§ **Job**: Transcribe the material exactly. Images do not belong in the copy.

§ **Materials provided**:
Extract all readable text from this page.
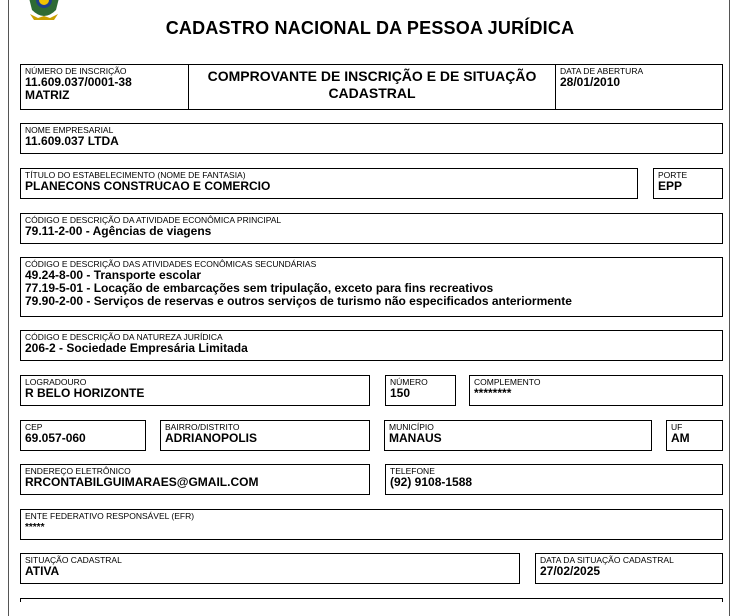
CADASTRO NACIONAL DA PESSOA JURÍDICA
NÚMERO DE INSCRIÇÃO
11.609.037/0001-38
MATRIZ
COMPROVANTE DE INSCRIÇÃO E DE SITUAÇÃO CADASTRAL
DATA DE ABERTURA
28/01/2010
NOME EMPRESARIAL
11.609.037 LTDA
TÍTULO DO ESTABELECIMENTO (NOME DE FANTASIA)
PLANECONS CONSTRUCAO E COMERCIO
PORTE
EPP
CÓDIGO E DESCRIÇÃO DA ATIVIDADE ECONÔMICA PRINCIPAL
79.11-2-00 - Agências de viagens
CÓDIGO E DESCRIÇÃO DAS ATIVIDADES ECONÔMICAS SECUNDÁRIAS
49.24-8-00 - Transporte escolar
77.19-5-01 - Locação de embarcações sem tripulação, exceto para fins recreativos
79.90-2-00 - Serviços de reservas e outros serviços de turismo não especificados anteriormente
CÓDIGO E DESCRIÇÃO DA NATUREZA JURÍDICA
206-2 - Sociedade Empresária Limitada
LOGRADOURO
R BELO HORIZONTE
NÚMERO
150
COMPLEMENTO
********
CEP
69.057-060
BAIRRO/DISTRITO
ADRIANOPOLIS
MUNICÍPIO
MANAUS
UF
AM
ENDEREÇO ELETRÔNICO
RRCONTABILGUIMARAES@GMAIL.COM
TELEFONE
(92) 9108-1588
ENTE FEDERATIVO RESPONSÁVEL (EFR)
*****
SITUAÇÃO CADASTRAL
ATIVA
DATA DA SITUAÇÃO CADASTRAL
27/02/2025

§ **Response to this task**:
Extract all readable text from this page.
CADASTRO NACIONAL DA PESSOA JURÍDICA
NÚMERO DE INSCRIÇÃO
11.609.037/0001-38
MATRIZ
COMPROVANTE DE INSCRIÇÃO E DE SITUAÇÃO CADASTRAL
DATA DE ABERTURA
28/01/2010
NOME EMPRESARIAL
11.609.037 LTDA
TÍTULO DO ESTABELECIMENTO (NOME DE FANTASIA)
PLANECONS CONSTRUCAO E COMERCIO
PORTE
EPP
CÓDIGO E DESCRIÇÃO DA ATIVIDADE ECONÔMICA PRINCIPAL
79.11-2-00 - Agências de viagens
CÓDIGO E DESCRIÇÃO DAS ATIVIDADES ECONÔMICAS SECUNDÁRIAS
49.24-8-00 - Transporte escolar
77.19-5-01 - Locação de embarcações sem tripulação, exceto para fins recreativos
79.90-2-00 - Serviços de reservas e outros serviços de turismo não especificados anteriormente
CÓDIGO E DESCRIÇÃO DA NATUREZA JURÍDICA
206-2 - Sociedade Empresária Limitada
LOGRADOURO
R BELO HORIZONTE
NÚMERO
150
COMPLEMENTO
********
CEP
69.057-060
BAIRRO/DISTRITO
ADRIANOPOLIS
MUNICÍPIO
MANAUS
UF
AM
ENDEREÇO ELETRÔNICO
RRCONTABILGUIMARAES@GMAIL.COM
TELEFONE
(92) 9108-1588
ENTE FEDERATIVO RESPONSÁVEL (EFR)
*****
SITUAÇÃO CADASTRAL
ATIVA
DATA DA SITUAÇÃO CADASTRAL
27/02/2025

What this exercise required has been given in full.